Quote the listing below in full and exactly as written, but omit every picture.

════════════════

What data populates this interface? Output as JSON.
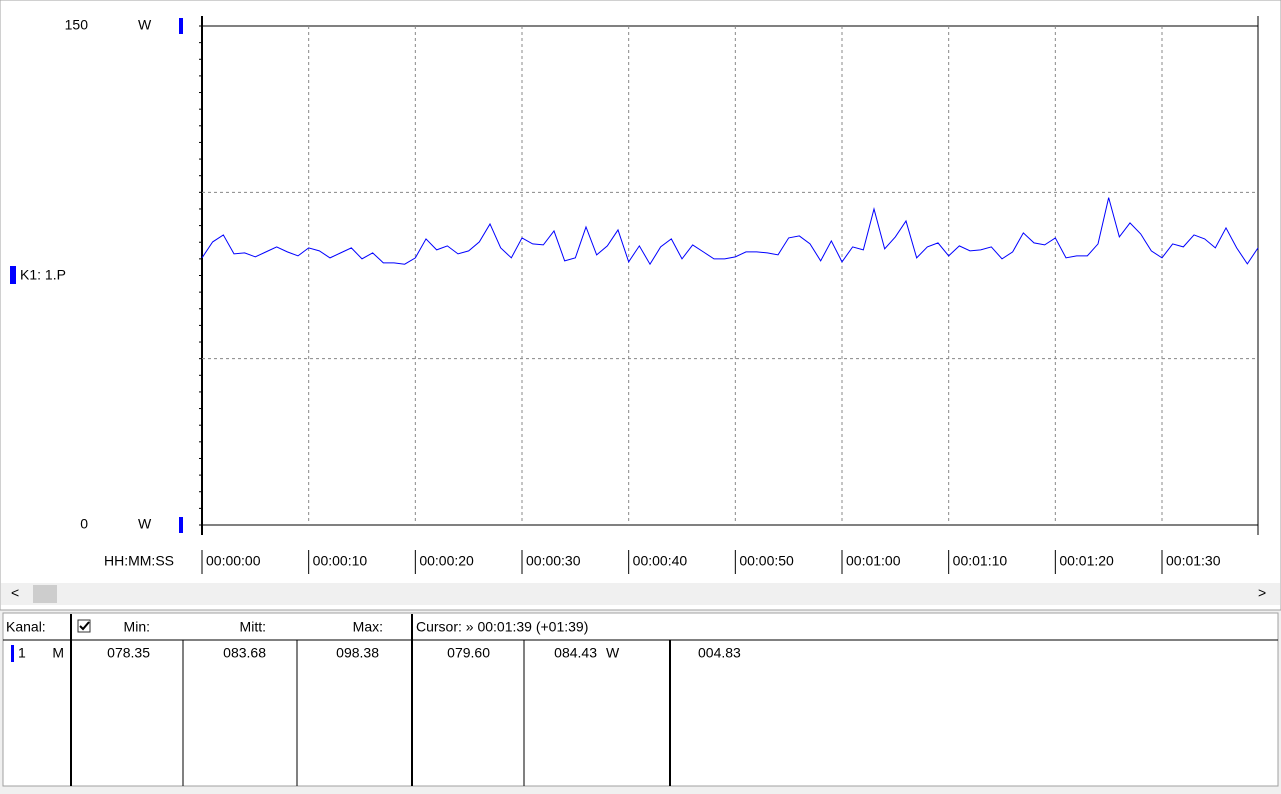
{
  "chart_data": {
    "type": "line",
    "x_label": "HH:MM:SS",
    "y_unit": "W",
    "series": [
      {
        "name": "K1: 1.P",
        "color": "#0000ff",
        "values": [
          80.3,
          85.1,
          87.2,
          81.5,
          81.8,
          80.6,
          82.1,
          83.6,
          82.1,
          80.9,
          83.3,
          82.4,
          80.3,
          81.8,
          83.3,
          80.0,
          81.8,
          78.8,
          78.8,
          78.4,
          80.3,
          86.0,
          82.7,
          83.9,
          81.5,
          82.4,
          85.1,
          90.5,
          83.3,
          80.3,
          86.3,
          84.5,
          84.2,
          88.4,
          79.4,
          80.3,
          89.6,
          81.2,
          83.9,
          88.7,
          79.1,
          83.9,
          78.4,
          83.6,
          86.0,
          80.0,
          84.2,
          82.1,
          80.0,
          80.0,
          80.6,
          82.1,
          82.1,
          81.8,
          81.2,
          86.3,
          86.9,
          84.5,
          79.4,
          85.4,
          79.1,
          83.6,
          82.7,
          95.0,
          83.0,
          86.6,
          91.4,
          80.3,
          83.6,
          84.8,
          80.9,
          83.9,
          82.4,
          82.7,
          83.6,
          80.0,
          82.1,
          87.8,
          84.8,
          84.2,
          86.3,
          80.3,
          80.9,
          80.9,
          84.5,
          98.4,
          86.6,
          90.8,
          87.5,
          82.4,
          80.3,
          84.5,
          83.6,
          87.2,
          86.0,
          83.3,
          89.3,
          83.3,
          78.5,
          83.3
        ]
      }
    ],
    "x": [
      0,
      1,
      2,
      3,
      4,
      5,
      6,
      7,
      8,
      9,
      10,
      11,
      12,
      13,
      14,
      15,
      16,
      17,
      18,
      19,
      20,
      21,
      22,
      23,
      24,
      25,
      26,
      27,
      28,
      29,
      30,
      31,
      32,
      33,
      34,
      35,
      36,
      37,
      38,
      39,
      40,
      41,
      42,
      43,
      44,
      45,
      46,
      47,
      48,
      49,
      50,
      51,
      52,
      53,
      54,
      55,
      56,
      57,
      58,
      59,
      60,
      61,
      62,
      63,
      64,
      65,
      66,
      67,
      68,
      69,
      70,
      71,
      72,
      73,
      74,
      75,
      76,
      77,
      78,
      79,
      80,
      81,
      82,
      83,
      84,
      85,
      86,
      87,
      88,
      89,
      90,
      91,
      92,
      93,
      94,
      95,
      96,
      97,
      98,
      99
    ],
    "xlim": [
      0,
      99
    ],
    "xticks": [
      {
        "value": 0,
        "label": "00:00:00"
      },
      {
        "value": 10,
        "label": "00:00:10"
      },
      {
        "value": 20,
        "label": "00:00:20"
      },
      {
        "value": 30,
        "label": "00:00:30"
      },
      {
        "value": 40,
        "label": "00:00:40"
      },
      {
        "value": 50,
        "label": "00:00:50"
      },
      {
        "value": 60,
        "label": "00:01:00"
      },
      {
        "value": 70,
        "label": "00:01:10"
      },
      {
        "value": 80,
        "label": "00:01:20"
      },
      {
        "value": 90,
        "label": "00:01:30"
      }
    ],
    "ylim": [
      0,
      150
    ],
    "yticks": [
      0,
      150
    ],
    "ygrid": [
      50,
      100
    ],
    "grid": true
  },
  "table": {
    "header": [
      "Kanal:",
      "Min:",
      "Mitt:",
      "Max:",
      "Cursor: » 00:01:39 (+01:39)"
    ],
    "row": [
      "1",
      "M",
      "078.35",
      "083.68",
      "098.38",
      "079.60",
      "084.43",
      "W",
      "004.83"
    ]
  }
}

════════════════

- RESPONSE TO THE EXERCISE -
What data populates this interface? Output as JSON.
{
  "chart_data": {
    "type": "line",
    "x_label": "HH:MM:SS",
    "y_unit": "W",
    "series": [
      {
        "name": "K1: 1.P",
        "color": "#0000ff",
        "values": [
          80.3,
          85.1,
          87.2,
          81.5,
          81.8,
          80.6,
          82.1,
          83.6,
          82.1,
          80.9,
          83.3,
          82.4,
          80.3,
          81.8,
          83.3,
          80.0,
          81.8,
          78.8,
          78.8,
          78.4,
          80.3,
          86.0,
          82.7,
          83.9,
          81.5,
          82.4,
          85.1,
          90.5,
          83.3,
          80.3,
          86.3,
          84.5,
          84.2,
          88.4,
          79.4,
          80.3,
          89.6,
          81.2,
          83.9,
          88.7,
          79.1,
          83.9,
          78.4,
          83.6,
          86.0,
          80.0,
          84.2,
          82.1,
          80.0,
          80.0,
          80.6,
          82.1,
          82.1,
          81.8,
          81.2,
          86.3,
          86.9,
          84.5,
          79.4,
          85.4,
          79.1,
          83.6,
          82.7,
          95.0,
          83.0,
          86.6,
          91.4,
          80.3,
          83.6,
          84.8,
          80.9,
          83.9,
          82.4,
          82.7,
          83.6,
          80.0,
          82.1,
          87.8,
          84.8,
          84.2,
          86.3,
          80.3,
          80.9,
          80.9,
          84.5,
          98.4,
          86.6,
          90.8,
          87.5,
          82.4,
          80.3,
          84.5,
          83.6,
          87.2,
          86.0,
          83.3,
          89.3,
          83.3,
          78.5,
          83.3
        ]
      }
    ],
    "x": [
      0,
      1,
      2,
      3,
      4,
      5,
      6,
      7,
      8,
      9,
      10,
      11,
      12,
      13,
      14,
      15,
      16,
      17,
      18,
      19,
      20,
      21,
      22,
      23,
      24,
      25,
      26,
      27,
      28,
      29,
      30,
      31,
      32,
      33,
      34,
      35,
      36,
      37,
      38,
      39,
      40,
      41,
      42,
      43,
      44,
      45,
      46,
      47,
      48,
      49,
      50,
      51,
      52,
      53,
      54,
      55,
      56,
      57,
      58,
      59,
      60,
      61,
      62,
      63,
      64,
      65,
      66,
      67,
      68,
      69,
      70,
      71,
      72,
      73,
      74,
      75,
      76,
      77,
      78,
      79,
      80,
      81,
      82,
      83,
      84,
      85,
      86,
      87,
      88,
      89,
      90,
      91,
      92,
      93,
      94,
      95,
      96,
      97,
      98,
      99
    ],
    "xlim": [
      0,
      99
    ],
    "xticks": [
      {
        "value": 0,
        "label": "00:00:00"
      },
      {
        "value": 10,
        "label": "00:00:10"
      },
      {
        "value": 20,
        "label": "00:00:20"
      },
      {
        "value": 30,
        "label": "00:00:30"
      },
      {
        "value": 40,
        "label": "00:00:40"
      },
      {
        "value": 50,
        "label": "00:00:50"
      },
      {
        "value": 60,
        "label": "00:01:00"
      },
      {
        "value": 70,
        "label": "00:01:10"
      },
      {
        "value": 80,
        "label": "00:01:20"
      },
      {
        "value": 90,
        "label": "00:01:30"
      }
    ],
    "ylim": [
      0,
      150
    ],
    "yticks": [
      0,
      150
    ],
    "ygrid": [
      50,
      100
    ],
    "grid": true
  },
  "table": {
    "header": [
      "Kanal:",
      "Min:",
      "Mitt:",
      "Max:",
      "Cursor: » 00:01:39 (+01:39)"
    ],
    "row": [
      "1",
      "M",
      "078.35",
      "083.68",
      "098.38",
      "079.60",
      "084.43",
      "W",
      "004.83"
    ]
  }
}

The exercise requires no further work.